** Start of Given data **

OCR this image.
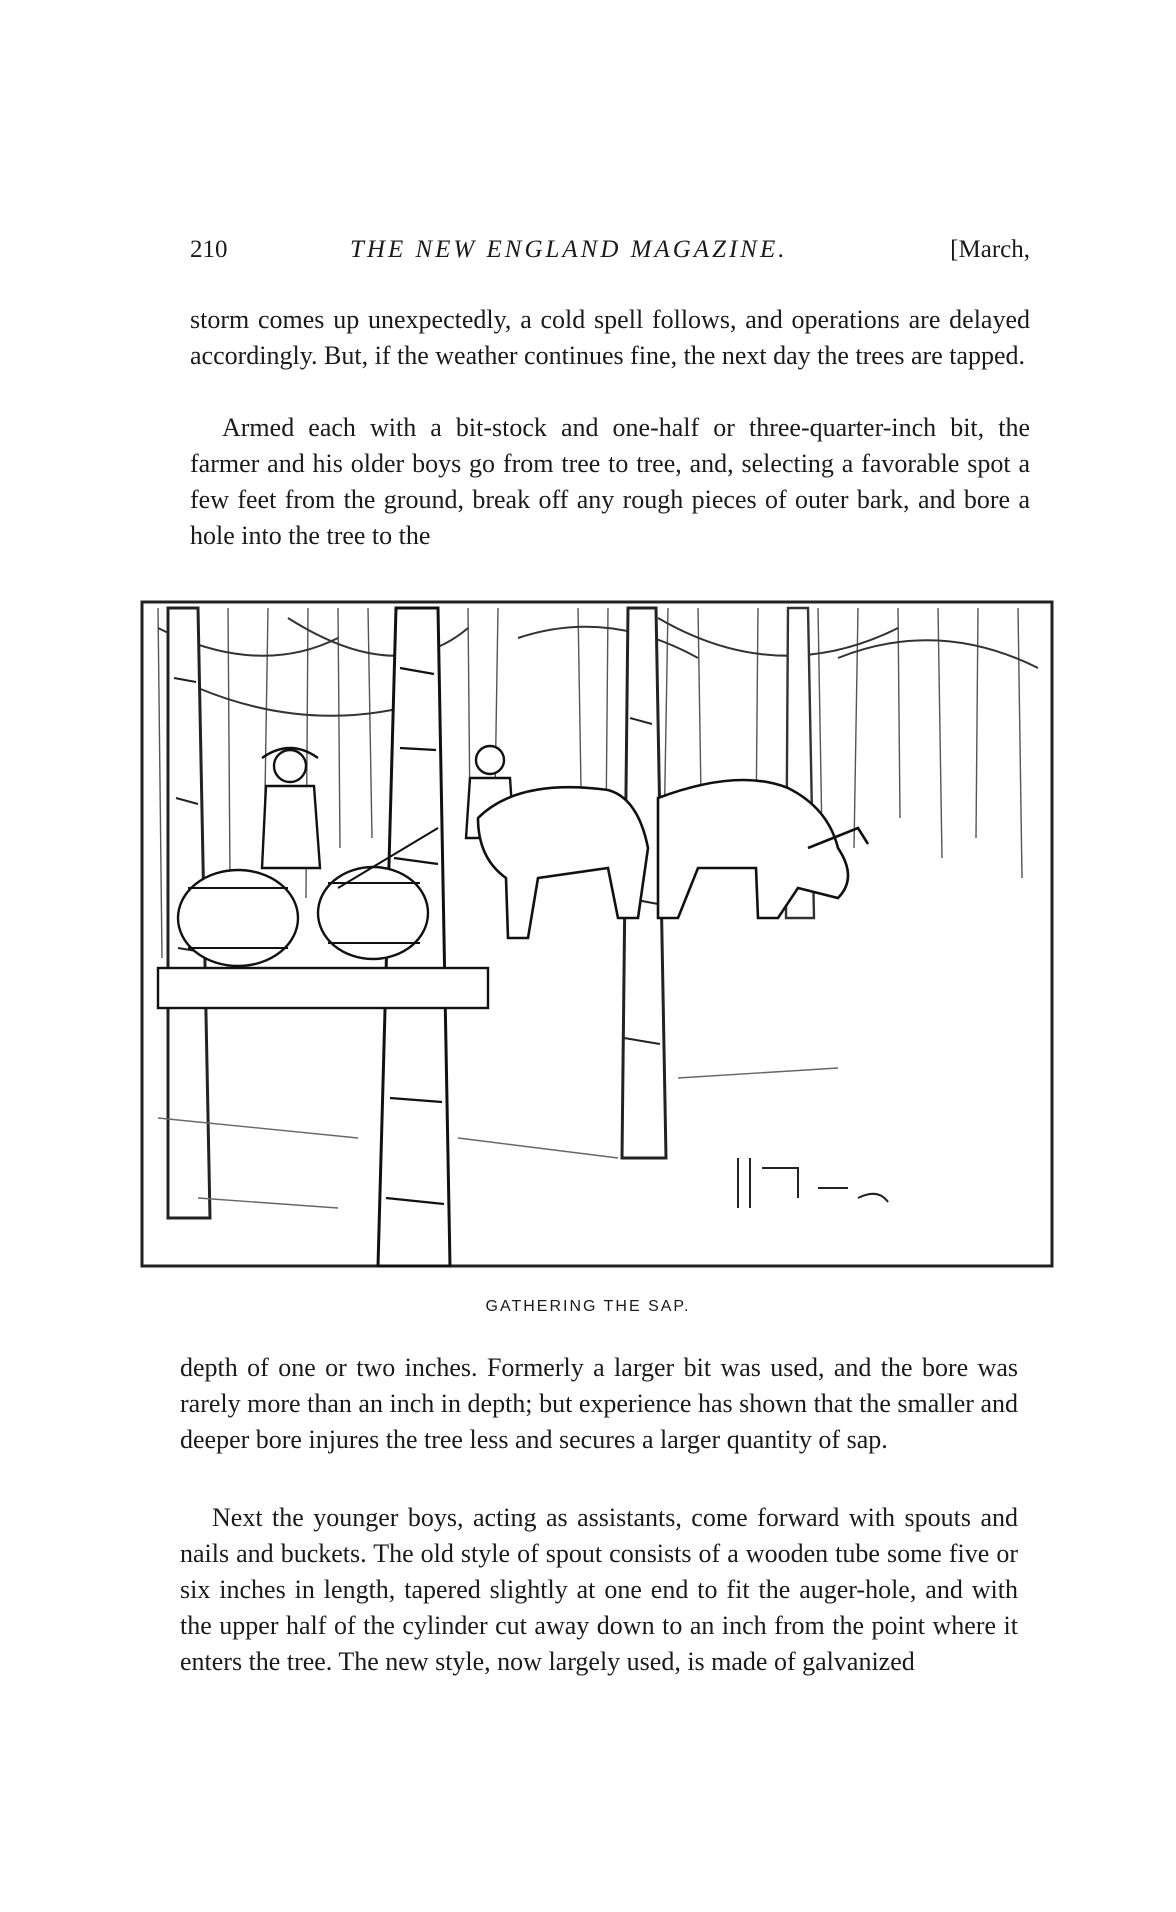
210	THE NEW ENGLAND MAGAZINE.	[March,

storm comes up unexpectedly, a cold spell follows, and operations are delayed accordingly. But, if the weather continues fine, the next day the trees are tapped.

Armed each with a bit-stock and one-half or three-quarter-inch bit, the farmer and his older boys go from tree to tree, and, selecting a favorable spot a few feet from the ground, break off any rough pieces of outer bark, and bore a hole into the tree to the

GATHERING THE SAP.

depth of one or two inches. Formerly a larger bit was used, and the bore was rarely more than an inch in depth; but experience has shown that the smaller and deeper bore injures the tree less and secures a larger quantity of sap.

Next the younger boys, acting as assistants, come forward with spouts and nails and buckets. The old style of spout consists of a wooden tube some five or six inches in length, tapered slightly at one end to fit the auger-hole, and with the upper half of the cylinder cut away down to an inch from the point where it enters the tree. The new style, now largely used, is made of galvanized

** End of Given data **

Pull out all lines in the data above that include "bore".

— Worked answer —
Armed each with a bit-stock and one-half or three-quarter-inch bit, the farmer and his older boys go from tree to tree, and, selecting a favorable spot a few feet from the ground, break off any rough pieces of outer bark, and bore a hole into the tree to the
depth of one or two inches. Formerly a larger bit was used, and the bore was rarely more than an inch in depth; but experience has shown that the smaller and deeper bore injures the tree less and secures a larger quantity of sap.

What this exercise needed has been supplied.